YOUR GOAL =>
Write the records below out again exactly as given, with no images.

Dataset records on visual material
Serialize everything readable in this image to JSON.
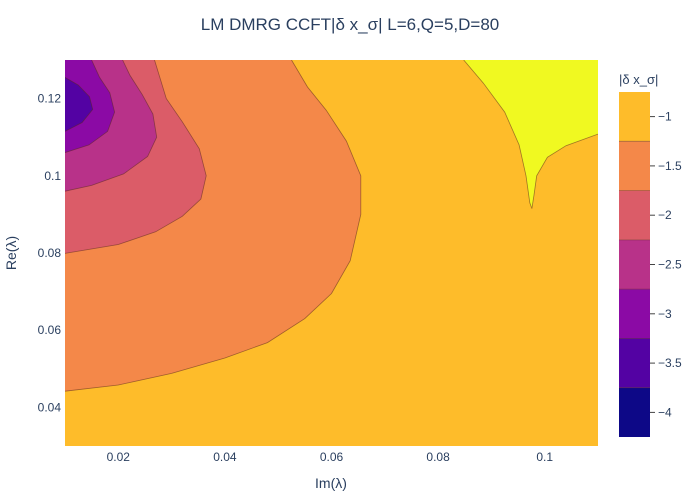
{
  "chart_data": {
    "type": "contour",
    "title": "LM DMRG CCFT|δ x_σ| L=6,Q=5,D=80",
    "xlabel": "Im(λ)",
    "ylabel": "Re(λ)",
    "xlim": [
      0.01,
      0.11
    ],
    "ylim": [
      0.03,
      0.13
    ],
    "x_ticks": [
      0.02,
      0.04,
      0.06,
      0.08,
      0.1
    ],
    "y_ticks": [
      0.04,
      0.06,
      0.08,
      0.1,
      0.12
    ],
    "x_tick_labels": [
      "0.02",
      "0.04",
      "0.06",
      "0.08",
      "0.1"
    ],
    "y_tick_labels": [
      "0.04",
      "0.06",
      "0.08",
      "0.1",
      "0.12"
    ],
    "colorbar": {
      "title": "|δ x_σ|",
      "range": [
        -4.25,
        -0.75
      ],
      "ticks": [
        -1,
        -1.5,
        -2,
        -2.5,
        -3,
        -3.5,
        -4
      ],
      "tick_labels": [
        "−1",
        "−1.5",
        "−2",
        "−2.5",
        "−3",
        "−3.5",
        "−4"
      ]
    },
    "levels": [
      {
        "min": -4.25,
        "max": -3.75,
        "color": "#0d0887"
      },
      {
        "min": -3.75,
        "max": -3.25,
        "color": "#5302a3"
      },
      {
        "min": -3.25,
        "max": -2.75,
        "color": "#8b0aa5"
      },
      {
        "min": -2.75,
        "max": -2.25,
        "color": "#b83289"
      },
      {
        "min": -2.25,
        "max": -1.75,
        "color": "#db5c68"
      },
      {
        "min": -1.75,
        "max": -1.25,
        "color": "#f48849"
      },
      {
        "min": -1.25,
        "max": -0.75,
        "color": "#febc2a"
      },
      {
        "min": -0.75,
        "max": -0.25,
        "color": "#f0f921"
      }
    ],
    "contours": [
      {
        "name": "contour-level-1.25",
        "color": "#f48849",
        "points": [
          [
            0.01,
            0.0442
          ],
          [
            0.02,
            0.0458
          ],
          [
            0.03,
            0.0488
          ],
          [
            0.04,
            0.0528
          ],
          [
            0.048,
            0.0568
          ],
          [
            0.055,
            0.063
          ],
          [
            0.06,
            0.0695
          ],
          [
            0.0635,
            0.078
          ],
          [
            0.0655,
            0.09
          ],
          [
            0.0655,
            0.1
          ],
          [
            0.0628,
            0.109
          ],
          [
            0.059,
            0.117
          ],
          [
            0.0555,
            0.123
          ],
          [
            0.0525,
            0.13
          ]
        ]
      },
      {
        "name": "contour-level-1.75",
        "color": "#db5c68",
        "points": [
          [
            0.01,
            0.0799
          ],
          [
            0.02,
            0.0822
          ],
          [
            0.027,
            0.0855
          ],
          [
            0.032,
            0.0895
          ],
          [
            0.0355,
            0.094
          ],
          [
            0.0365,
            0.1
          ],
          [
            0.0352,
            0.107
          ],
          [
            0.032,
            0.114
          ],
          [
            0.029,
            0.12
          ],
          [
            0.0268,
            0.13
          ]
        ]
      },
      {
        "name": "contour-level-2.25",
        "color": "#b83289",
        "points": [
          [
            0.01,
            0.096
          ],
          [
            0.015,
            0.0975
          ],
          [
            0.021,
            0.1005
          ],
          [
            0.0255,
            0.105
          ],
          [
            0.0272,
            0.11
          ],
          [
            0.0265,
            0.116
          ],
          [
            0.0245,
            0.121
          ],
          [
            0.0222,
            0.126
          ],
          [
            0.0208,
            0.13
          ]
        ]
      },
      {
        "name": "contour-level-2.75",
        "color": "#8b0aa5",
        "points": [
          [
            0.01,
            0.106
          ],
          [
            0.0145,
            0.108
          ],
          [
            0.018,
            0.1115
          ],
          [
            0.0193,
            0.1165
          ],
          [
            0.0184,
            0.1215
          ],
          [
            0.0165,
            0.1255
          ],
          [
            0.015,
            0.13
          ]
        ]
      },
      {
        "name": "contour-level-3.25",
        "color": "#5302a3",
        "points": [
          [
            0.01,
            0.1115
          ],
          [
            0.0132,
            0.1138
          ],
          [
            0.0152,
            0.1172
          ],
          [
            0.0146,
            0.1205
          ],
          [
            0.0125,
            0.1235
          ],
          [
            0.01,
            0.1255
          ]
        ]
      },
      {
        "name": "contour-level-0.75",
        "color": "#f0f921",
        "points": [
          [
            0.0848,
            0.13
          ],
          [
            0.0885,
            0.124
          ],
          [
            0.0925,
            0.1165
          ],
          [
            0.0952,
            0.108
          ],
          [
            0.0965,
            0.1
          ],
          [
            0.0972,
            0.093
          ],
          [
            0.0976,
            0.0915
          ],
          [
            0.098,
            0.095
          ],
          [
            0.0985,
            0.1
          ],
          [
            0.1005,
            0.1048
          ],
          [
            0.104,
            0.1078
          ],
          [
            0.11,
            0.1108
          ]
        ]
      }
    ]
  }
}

RESULT OF THE TASK =>
Serialize everything readable in this image to JSON.
{
  "chart_data": {
    "type": "contour",
    "title": "LM DMRG CCFT|δ x_σ| L=6,Q=5,D=80",
    "xlabel": "Im(λ)",
    "ylabel": "Re(λ)",
    "xlim": [
      0.01,
      0.11
    ],
    "ylim": [
      0.03,
      0.13
    ],
    "x_ticks": [
      0.02,
      0.04,
      0.06,
      0.08,
      0.1
    ],
    "y_ticks": [
      0.04,
      0.06,
      0.08,
      0.1,
      0.12
    ],
    "x_tick_labels": [
      "0.02",
      "0.04",
      "0.06",
      "0.08",
      "0.1"
    ],
    "y_tick_labels": [
      "0.04",
      "0.06",
      "0.08",
      "0.1",
      "0.12"
    ],
    "colorbar": {
      "title": "|δ x_σ|",
      "range": [
        -4.25,
        -0.75
      ],
      "ticks": [
        -1,
        -1.5,
        -2,
        -2.5,
        -3,
        -3.5,
        -4
      ],
      "tick_labels": [
        "−1",
        "−1.5",
        "−2",
        "−2.5",
        "−3",
        "−3.5",
        "−4"
      ]
    },
    "levels": [
      {
        "min": -4.25,
        "max": -3.75,
        "color": "#0d0887"
      },
      {
        "min": -3.75,
        "max": -3.25,
        "color": "#5302a3"
      },
      {
        "min": -3.25,
        "max": -2.75,
        "color": "#8b0aa5"
      },
      {
        "min": -2.75,
        "max": -2.25,
        "color": "#b83289"
      },
      {
        "min": -2.25,
        "max": -1.75,
        "color": "#db5c68"
      },
      {
        "min": -1.75,
        "max": -1.25,
        "color": "#f48849"
      },
      {
        "min": -1.25,
        "max": -0.75,
        "color": "#febc2a"
      },
      {
        "min": -0.75,
        "max": -0.25,
        "color": "#f0f921"
      }
    ],
    "contours": [
      {
        "name": "contour-level-1.25",
        "color": "#f48849",
        "points": [
          [
            0.01,
            0.0442
          ],
          [
            0.02,
            0.0458
          ],
          [
            0.03,
            0.0488
          ],
          [
            0.04,
            0.0528
          ],
          [
            0.048,
            0.0568
          ],
          [
            0.055,
            0.063
          ],
          [
            0.06,
            0.0695
          ],
          [
            0.0635,
            0.078
          ],
          [
            0.0655,
            0.09
          ],
          [
            0.0655,
            0.1
          ],
          [
            0.0628,
            0.109
          ],
          [
            0.059,
            0.117
          ],
          [
            0.0555,
            0.123
          ],
          [
            0.0525,
            0.13
          ]
        ]
      },
      {
        "name": "contour-level-1.75",
        "color": "#db5c68",
        "points": [
          [
            0.01,
            0.0799
          ],
          [
            0.02,
            0.0822
          ],
          [
            0.027,
            0.0855
          ],
          [
            0.032,
            0.0895
          ],
          [
            0.0355,
            0.094
          ],
          [
            0.0365,
            0.1
          ],
          [
            0.0352,
            0.107
          ],
          [
            0.032,
            0.114
          ],
          [
            0.029,
            0.12
          ],
          [
            0.0268,
            0.13
          ]
        ]
      },
      {
        "name": "contour-level-2.25",
        "color": "#b83289",
        "points": [
          [
            0.01,
            0.096
          ],
          [
            0.015,
            0.0975
          ],
          [
            0.021,
            0.1005
          ],
          [
            0.0255,
            0.105
          ],
          [
            0.0272,
            0.11
          ],
          [
            0.0265,
            0.116
          ],
          [
            0.0245,
            0.121
          ],
          [
            0.0222,
            0.126
          ],
          [
            0.0208,
            0.13
          ]
        ]
      },
      {
        "name": "contour-level-2.75",
        "color": "#8b0aa5",
        "points": [
          [
            0.01,
            0.106
          ],
          [
            0.0145,
            0.108
          ],
          [
            0.018,
            0.1115
          ],
          [
            0.0193,
            0.1165
          ],
          [
            0.0184,
            0.1215
          ],
          [
            0.0165,
            0.1255
          ],
          [
            0.015,
            0.13
          ]
        ]
      },
      {
        "name": "contour-level-3.25",
        "color": "#5302a3",
        "points": [
          [
            0.01,
            0.1115
          ],
          [
            0.0132,
            0.1138
          ],
          [
            0.0152,
            0.1172
          ],
          [
            0.0146,
            0.1205
          ],
          [
            0.0125,
            0.1235
          ],
          [
            0.01,
            0.1255
          ]
        ]
      },
      {
        "name": "contour-level-0.75",
        "color": "#f0f921",
        "points": [
          [
            0.0848,
            0.13
          ],
          [
            0.0885,
            0.124
          ],
          [
            0.0925,
            0.1165
          ],
          [
            0.0952,
            0.108
          ],
          [
            0.0965,
            0.1
          ],
          [
            0.0972,
            0.093
          ],
          [
            0.0976,
            0.0915
          ],
          [
            0.098,
            0.095
          ],
          [
            0.0985,
            0.1
          ],
          [
            0.1005,
            0.1048
          ],
          [
            0.104,
            0.1078
          ],
          [
            0.11,
            0.1108
          ]
        ]
      }
    ]
  }
}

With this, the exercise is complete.